Task prompt
Using the entries that follow, collect the lines where the word "title" appears.

begin Records for the exercise

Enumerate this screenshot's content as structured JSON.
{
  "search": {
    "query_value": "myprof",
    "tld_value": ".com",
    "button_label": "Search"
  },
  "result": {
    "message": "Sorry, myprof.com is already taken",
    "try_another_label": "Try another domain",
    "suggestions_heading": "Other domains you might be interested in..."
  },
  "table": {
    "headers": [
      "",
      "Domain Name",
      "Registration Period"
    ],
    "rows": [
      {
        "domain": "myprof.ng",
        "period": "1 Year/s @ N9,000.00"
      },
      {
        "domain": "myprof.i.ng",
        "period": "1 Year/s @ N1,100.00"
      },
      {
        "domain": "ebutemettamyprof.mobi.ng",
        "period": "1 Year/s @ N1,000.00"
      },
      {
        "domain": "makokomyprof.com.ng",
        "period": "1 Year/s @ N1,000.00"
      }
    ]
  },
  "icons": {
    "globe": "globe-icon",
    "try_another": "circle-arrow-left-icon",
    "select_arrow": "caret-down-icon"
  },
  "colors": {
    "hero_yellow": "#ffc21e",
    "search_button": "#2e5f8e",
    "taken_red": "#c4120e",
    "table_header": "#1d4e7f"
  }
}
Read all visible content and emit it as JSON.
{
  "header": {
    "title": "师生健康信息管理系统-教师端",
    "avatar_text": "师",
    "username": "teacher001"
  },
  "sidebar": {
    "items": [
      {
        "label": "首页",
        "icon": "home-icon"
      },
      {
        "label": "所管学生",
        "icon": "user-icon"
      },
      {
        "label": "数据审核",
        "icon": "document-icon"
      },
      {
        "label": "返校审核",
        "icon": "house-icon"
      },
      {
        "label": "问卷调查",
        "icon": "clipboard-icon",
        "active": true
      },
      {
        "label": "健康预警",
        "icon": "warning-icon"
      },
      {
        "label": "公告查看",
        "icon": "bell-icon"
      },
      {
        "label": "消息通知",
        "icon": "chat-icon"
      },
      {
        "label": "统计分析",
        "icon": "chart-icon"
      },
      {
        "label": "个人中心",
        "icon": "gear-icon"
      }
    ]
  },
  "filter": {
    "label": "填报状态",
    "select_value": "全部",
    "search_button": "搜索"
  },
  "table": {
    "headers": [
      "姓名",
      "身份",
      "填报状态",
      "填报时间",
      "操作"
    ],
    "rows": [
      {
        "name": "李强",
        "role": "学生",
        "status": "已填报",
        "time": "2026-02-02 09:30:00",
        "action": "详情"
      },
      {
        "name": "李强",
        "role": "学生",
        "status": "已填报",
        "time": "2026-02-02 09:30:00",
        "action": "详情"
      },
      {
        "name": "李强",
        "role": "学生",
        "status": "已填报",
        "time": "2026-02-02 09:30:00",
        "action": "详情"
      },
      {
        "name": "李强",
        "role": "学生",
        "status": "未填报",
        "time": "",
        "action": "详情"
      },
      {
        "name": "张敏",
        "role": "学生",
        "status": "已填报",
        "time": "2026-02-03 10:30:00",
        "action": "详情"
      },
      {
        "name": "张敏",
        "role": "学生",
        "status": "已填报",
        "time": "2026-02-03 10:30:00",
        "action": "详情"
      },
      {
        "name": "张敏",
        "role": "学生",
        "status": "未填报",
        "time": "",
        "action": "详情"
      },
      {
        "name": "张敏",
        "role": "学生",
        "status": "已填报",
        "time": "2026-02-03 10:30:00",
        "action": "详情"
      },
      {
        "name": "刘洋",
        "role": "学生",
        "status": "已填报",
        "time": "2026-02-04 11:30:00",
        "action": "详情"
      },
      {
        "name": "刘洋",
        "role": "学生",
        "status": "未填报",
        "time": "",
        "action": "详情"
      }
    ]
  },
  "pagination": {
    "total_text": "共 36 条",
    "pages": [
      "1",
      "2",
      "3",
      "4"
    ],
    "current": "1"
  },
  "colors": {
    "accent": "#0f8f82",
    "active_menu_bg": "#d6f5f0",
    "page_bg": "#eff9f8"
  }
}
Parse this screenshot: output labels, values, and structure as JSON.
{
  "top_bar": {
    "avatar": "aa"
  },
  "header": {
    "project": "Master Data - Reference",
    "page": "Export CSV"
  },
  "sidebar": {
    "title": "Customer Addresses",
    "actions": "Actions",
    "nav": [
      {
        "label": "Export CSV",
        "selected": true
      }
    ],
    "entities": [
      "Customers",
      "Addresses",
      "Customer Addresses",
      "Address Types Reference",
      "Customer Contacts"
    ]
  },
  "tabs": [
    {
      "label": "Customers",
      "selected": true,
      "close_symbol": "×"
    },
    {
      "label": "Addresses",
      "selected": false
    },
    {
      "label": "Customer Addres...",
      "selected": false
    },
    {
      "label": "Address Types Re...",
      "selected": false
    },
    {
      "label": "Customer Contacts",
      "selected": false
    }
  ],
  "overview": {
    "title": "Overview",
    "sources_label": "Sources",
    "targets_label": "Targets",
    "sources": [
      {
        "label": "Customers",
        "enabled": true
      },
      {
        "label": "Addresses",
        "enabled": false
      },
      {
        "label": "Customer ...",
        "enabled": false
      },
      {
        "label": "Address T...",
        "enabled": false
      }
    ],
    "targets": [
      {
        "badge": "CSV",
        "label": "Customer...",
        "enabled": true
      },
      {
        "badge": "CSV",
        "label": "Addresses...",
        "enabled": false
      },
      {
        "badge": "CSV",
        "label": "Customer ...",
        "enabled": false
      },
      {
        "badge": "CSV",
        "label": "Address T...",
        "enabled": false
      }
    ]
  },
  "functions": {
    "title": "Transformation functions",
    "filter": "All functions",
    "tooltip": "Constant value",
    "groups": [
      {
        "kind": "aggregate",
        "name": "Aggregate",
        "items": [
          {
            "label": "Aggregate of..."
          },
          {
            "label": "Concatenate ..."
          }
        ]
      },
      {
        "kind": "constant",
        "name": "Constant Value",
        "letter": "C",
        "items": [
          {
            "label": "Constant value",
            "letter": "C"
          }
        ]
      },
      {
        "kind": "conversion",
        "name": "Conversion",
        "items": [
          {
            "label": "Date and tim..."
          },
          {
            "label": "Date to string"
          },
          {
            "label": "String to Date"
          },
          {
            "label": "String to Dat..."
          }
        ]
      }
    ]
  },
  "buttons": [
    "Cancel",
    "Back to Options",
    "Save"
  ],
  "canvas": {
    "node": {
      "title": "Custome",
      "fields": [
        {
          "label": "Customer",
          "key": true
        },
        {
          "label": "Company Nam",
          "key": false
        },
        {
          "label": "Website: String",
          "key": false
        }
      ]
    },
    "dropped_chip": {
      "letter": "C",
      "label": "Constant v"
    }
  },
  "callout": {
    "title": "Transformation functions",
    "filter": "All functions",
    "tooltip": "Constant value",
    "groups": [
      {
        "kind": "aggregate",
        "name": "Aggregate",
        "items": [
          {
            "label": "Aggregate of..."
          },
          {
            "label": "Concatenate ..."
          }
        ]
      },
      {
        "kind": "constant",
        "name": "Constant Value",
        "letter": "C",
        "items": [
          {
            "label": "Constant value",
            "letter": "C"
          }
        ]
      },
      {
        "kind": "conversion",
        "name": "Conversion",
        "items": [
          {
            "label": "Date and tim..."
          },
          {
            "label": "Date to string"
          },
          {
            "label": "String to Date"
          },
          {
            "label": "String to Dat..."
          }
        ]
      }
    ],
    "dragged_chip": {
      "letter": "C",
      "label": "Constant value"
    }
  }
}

end Records for the exercise

Answer to the exercise
    "title": "师生健康信息管理系统-教师端",
    "title": "Customer Addresses",
    "title": "Overview",
    "title": "Transformation functions",
      "title": "Custome",
    "title": "Transformation functions",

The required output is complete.